# [Materials provided]
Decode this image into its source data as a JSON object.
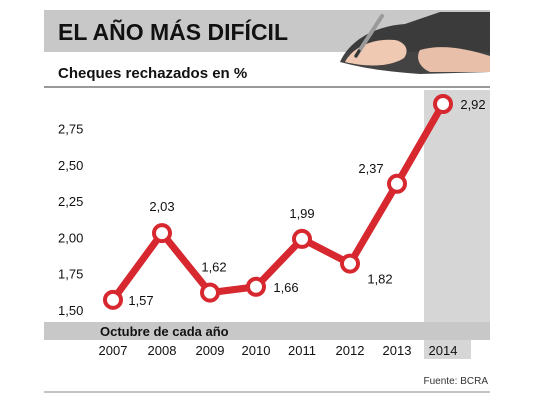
{
  "header": {
    "title": "EL AÑO MÁS DIFÍCIL"
  },
  "chart_data": {
    "type": "line",
    "subtitle": "Cheques rechazados en %",
    "categories": [
      "2007",
      "2008",
      "2009",
      "2010",
      "2011",
      "2012",
      "2013",
      "2014"
    ],
    "values": [
      1.57,
      2.03,
      1.62,
      1.66,
      1.99,
      1.82,
      2.37,
      2.92
    ],
    "value_labels": [
      "1,57",
      "2,03",
      "1,62",
      "1,66",
      "1,99",
      "1,82",
      "2,37",
      "2,92"
    ],
    "y_ticks": [
      {
        "value": 1.5,
        "label": "1,50"
      },
      {
        "value": 1.75,
        "label": "1,75"
      },
      {
        "value": 2.0,
        "label": "2,00"
      },
      {
        "value": 2.25,
        "label": "2,25"
      },
      {
        "value": 2.5,
        "label": "2,50"
      },
      {
        "value": 2.75,
        "label": "2,75"
      }
    ],
    "ylim": [
      1.5,
      3.0
    ],
    "xlabel": "Octubre de cada año",
    "highlight_category": "2014",
    "source": "Fuente: BCRA",
    "line_color": "#d7282f",
    "grid": false
  }
}
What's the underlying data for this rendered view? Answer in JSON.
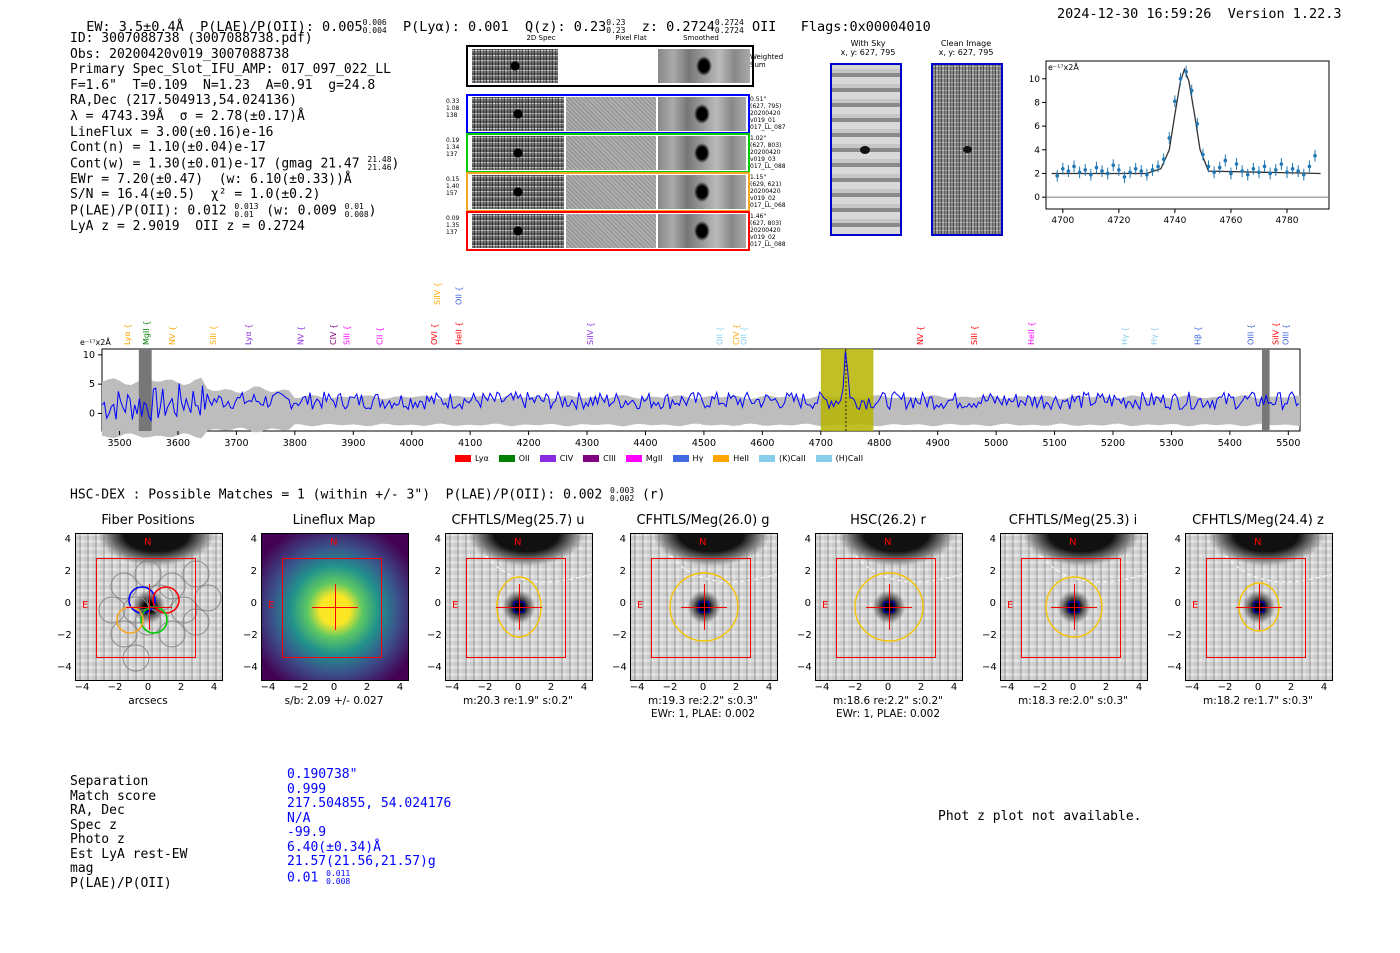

# [What you should do]
Leave out the pictures and output the rest of the material exactly as written.

# [Reply]
Decode this image into its source data as a JSON object.
{
  "header": {
    "title": "EL AÑO MÁS DIFÍCIL"
  },
  "chart_data": {
    "type": "line",
    "subtitle": "Cheques rechazados en %",
    "categories": [
      "2007",
      "2008",
      "2009",
      "2010",
      "2011",
      "2012",
      "2013",
      "2014"
    ],
    "values": [
      1.57,
      2.03,
      1.62,
      1.66,
      1.99,
      1.82,
      2.37,
      2.92
    ],
    "value_labels": [
      "1,57",
      "2,03",
      "1,62",
      "1,66",
      "1,99",
      "1,82",
      "2,37",
      "2,92"
    ],
    "y_ticks": [
      {
        "value": 1.5,
        "label": "1,50"
      },
      {
        "value": 1.75,
        "label": "1,75"
      },
      {
        "value": 2.0,
        "label": "2,00"
      },
      {
        "value": 2.25,
        "label": "2,25"
      },
      {
        "value": 2.5,
        "label": "2,50"
      },
      {
        "value": 2.75,
        "label": "2,75"
      }
    ],
    "ylim": [
      1.5,
      3.0
    ],
    "xlabel": "Octubre de cada año",
    "highlight_category": "2014",
    "source": "Fuente: BCRA",
    "line_color": "#d7282f",
    "grid": false
  }
}
What's the underlying data for this rendered view? Answer in JSON.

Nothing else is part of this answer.